§ **Items**:

•••

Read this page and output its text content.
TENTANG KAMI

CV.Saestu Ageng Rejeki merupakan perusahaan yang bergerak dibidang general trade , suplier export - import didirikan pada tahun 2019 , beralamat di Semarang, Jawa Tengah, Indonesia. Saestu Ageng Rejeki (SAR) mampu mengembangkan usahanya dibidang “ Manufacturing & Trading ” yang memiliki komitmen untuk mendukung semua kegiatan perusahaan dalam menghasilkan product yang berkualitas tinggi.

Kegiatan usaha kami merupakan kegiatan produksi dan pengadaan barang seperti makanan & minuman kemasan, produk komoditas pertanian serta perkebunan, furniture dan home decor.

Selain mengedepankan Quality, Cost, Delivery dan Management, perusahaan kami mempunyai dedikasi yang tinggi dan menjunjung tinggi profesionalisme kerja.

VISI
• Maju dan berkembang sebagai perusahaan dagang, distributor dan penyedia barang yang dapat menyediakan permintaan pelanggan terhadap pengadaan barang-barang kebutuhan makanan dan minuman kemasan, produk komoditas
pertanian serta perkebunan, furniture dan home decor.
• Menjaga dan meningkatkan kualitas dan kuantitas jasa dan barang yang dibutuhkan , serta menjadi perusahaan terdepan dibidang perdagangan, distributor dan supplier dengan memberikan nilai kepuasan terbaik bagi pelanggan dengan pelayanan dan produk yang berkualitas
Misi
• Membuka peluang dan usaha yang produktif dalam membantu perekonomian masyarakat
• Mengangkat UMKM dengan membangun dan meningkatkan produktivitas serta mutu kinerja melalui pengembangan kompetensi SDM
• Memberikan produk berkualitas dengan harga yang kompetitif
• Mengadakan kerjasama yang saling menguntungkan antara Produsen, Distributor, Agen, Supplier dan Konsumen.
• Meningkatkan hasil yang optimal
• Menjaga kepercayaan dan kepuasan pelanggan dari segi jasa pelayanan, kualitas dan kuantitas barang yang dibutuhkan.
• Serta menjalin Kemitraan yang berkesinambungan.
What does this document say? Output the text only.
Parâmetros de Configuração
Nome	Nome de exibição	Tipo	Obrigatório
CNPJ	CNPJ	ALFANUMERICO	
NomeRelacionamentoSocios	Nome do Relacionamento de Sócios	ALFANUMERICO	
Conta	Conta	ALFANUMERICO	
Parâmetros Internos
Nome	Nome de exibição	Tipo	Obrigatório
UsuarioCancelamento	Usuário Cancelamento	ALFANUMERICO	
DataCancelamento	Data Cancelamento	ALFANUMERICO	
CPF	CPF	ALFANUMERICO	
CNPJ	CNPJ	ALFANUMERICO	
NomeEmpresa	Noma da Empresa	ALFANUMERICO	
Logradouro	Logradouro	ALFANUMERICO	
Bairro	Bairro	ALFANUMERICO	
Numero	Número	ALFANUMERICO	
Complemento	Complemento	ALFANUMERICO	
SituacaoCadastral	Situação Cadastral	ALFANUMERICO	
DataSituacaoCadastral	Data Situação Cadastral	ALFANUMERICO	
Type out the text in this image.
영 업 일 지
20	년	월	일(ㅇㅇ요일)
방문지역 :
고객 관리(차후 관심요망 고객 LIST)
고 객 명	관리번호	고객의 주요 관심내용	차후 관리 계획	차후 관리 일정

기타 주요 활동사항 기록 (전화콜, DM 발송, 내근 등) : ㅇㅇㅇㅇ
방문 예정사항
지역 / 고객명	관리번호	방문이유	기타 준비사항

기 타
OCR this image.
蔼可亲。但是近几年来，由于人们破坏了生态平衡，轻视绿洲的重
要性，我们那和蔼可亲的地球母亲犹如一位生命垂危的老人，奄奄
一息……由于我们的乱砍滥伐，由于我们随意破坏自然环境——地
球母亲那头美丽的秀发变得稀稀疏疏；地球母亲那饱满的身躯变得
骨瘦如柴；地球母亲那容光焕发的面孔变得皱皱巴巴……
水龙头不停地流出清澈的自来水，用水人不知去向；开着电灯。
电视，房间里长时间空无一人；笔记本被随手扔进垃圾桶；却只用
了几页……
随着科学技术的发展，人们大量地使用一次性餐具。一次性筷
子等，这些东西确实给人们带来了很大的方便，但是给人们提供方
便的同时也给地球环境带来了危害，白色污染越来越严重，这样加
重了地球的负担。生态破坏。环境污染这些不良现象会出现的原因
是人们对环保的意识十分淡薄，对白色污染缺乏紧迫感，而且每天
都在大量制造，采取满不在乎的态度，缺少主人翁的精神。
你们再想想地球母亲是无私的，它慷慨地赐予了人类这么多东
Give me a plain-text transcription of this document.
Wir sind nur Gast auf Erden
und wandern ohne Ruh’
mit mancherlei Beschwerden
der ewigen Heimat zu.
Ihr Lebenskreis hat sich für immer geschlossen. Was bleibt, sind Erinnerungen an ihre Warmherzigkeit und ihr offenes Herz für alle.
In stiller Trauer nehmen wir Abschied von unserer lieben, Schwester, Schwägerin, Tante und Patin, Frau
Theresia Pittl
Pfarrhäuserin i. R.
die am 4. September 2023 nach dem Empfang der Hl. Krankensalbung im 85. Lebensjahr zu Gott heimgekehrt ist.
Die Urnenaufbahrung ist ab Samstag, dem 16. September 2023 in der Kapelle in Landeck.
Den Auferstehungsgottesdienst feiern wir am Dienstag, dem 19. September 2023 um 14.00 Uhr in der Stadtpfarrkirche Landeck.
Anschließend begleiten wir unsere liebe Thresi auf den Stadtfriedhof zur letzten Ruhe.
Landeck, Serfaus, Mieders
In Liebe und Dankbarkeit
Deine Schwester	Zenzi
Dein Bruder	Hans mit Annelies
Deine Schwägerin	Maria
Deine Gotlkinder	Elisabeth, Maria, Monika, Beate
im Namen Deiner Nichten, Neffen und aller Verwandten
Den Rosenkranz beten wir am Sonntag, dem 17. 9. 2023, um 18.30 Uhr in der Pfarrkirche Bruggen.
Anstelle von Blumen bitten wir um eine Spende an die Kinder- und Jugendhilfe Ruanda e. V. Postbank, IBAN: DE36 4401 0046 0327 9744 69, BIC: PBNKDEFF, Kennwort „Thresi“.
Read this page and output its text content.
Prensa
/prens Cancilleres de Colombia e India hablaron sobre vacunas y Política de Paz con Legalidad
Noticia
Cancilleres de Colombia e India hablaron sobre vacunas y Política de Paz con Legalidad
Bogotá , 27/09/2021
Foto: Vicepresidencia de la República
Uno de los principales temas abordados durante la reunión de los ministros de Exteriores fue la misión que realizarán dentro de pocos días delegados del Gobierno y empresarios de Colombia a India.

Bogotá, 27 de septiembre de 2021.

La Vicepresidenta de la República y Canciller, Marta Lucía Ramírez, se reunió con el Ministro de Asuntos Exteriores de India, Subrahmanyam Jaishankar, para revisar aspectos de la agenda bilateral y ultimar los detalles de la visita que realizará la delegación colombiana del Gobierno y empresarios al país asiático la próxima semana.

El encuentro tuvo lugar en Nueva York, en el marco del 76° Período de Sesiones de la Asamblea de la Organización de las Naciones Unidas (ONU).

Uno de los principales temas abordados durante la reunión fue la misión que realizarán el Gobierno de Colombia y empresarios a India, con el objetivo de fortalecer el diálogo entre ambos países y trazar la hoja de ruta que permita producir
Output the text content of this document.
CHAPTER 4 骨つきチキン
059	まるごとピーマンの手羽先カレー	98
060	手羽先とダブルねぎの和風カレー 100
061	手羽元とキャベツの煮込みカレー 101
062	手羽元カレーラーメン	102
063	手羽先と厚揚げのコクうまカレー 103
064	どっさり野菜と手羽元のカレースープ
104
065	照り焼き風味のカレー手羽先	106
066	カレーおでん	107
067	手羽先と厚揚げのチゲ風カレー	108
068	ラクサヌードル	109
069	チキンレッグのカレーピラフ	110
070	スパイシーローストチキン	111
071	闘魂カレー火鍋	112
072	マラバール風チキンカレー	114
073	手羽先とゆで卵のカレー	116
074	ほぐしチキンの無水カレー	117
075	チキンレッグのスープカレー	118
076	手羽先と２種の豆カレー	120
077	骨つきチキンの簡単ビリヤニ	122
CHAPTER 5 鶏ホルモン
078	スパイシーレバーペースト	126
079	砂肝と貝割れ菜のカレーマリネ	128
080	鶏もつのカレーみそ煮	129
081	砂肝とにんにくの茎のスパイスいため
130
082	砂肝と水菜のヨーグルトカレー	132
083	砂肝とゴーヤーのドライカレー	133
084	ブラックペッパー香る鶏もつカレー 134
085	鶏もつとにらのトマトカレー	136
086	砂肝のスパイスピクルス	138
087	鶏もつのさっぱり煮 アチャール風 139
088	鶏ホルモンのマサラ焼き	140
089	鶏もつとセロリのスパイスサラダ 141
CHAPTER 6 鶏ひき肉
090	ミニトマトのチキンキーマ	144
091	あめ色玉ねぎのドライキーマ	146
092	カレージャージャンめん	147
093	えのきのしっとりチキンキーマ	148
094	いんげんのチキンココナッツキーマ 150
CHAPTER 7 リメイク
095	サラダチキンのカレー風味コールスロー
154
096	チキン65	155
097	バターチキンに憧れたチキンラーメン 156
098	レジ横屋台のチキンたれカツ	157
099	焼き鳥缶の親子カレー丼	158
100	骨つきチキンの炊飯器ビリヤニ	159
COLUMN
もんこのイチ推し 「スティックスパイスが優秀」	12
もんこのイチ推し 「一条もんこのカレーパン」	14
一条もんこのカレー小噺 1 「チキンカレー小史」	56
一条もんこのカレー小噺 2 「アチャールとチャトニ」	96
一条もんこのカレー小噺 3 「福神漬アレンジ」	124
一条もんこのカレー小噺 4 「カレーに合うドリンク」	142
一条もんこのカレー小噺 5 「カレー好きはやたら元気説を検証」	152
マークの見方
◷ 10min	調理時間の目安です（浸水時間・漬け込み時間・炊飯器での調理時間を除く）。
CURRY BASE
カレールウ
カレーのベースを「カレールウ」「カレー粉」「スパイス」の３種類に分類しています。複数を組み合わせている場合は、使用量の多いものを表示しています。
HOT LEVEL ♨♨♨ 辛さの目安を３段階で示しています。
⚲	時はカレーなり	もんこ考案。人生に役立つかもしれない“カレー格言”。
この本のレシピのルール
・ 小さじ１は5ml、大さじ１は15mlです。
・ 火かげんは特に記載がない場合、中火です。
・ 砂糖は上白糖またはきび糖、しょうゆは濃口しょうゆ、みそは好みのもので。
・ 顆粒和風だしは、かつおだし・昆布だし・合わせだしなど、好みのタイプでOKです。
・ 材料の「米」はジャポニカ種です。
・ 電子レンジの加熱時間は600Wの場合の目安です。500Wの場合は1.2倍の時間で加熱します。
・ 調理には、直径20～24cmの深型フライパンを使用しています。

•••

Pull out all lines from the listing that contain the string "furniture".

Kegiatan usaha kami merupakan kegiatan produksi dan pengadaan barang seperti makanan & minuman kemasan, produk komoditas pertanian serta perkebunan, furniture dan home decor.
pertanian serta perkebunan, furniture dan home decor.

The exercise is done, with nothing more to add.